─── Document text ───
# What do I do about my in-laws??



## AshS (Jan 11, 2013)

So this is all very new to me & I'll try not to over share. I found out my husband was cheating on me I immediately filed for divorce. I was extremely close to his family & now I'm going through this denial that some of his family members have that he doesn't have a girlfriend & he never had an affair. 

I have told them what I found, his excuses for it & how this girl tried to make herself a part of mine & my kids lives. When I told them they were shocked and said if it's true they would alienate him but here it is 2 months later and I feel like I'm the alienated one. 

I know they are his family so obviously they would side with him (but not all members are) but I just feel like I need them to know and believe the truth. I think it wouldn't be so bad if I could just cut all ties with them but these people are my children's family.

Any advice would be really appreciated. I feel like a picture is worth a thousand words so maybe I should just pay the money for the PI so I can show his family he's with her constantly.


----------



## goodwife4 (Jan 7, 2013)

blood is thicker than water as the old saying goes. 
my hubby admitted his affair and as i was struggling with it he gave me permission to talk to his mum about it. as his dad had had an affair on her and she stayed with him...
at first i thought it was great as she really understood how i was feeling..

its been 2 years since he confessed and ive been struggling for the last year more than the first...

his mum is not as supportive now as she doesnt want me to leave her son and take our 4 kids with me

family will always stick together and as hard as it is you may just have to accept that they will probably always take his side.

best of luck


----------



## EleGirl (Dec 3, 2011)

If you feel that you need solid proof to show them, do so. But if you have already filed for divorce, then he is not cheating now. So even he could use the excuse that he started to see her after you filed.

Most families will not alienate a family member. It's about blood and not who is right or wrong.

Do you have some solid evidence that you got before you filed for divorce? How long was he in the affair before you found out?


----------



## Acoa (Sep 21, 2012)

His family will color any proof through whatever lens holds the family together. 

The ones willing to believe you already do. Unfortunately you can't divorce blood. 

If you want to stay in contact figure out who your ally's are within the family and stay in contact with them. The unfortunate truth is family parties are going to become something you drop the kids of for, not something you will attend.

You would be fighting a losing battle to get them to alienate him. Maybe hope for a little shame on him, that's the best you will get.


----------



## MovingAhead (Dec 27, 2012)
───
• Prompt 1: In the in-laws thread, how many kids does goodwife4 say she would take with her if she left?
• Prompt 2: Repeat word for word the stretch of the in-laws thread that begins with the words "## Acoa (Sep" and ends with "you will attend.".
─── Data shown ───
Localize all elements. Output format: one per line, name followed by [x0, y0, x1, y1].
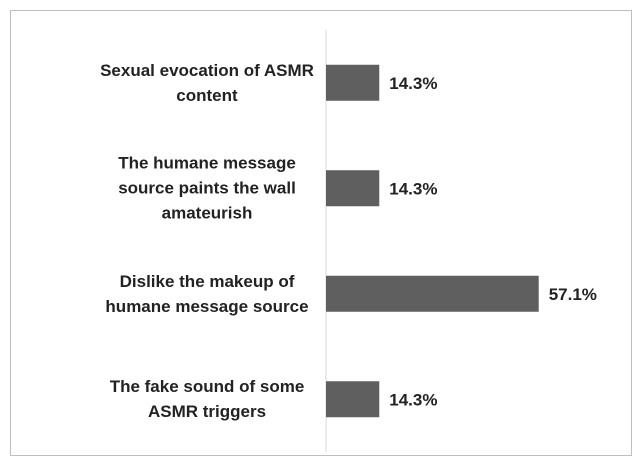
───
• Written response 1: Four kids.

• Written response 2:
## Acoa (Sep 21, 2012)

His family will color any proof through whatever lens holds the family together. 

The ones willing to believe you already do. Unfortunately you can't divorce blood. 

If you want to stay in contact figure out who your ally's are within the family and stay in contact with them. The unfortunate truth is family parties are going to become something you drop the kids of for, not something you will attend.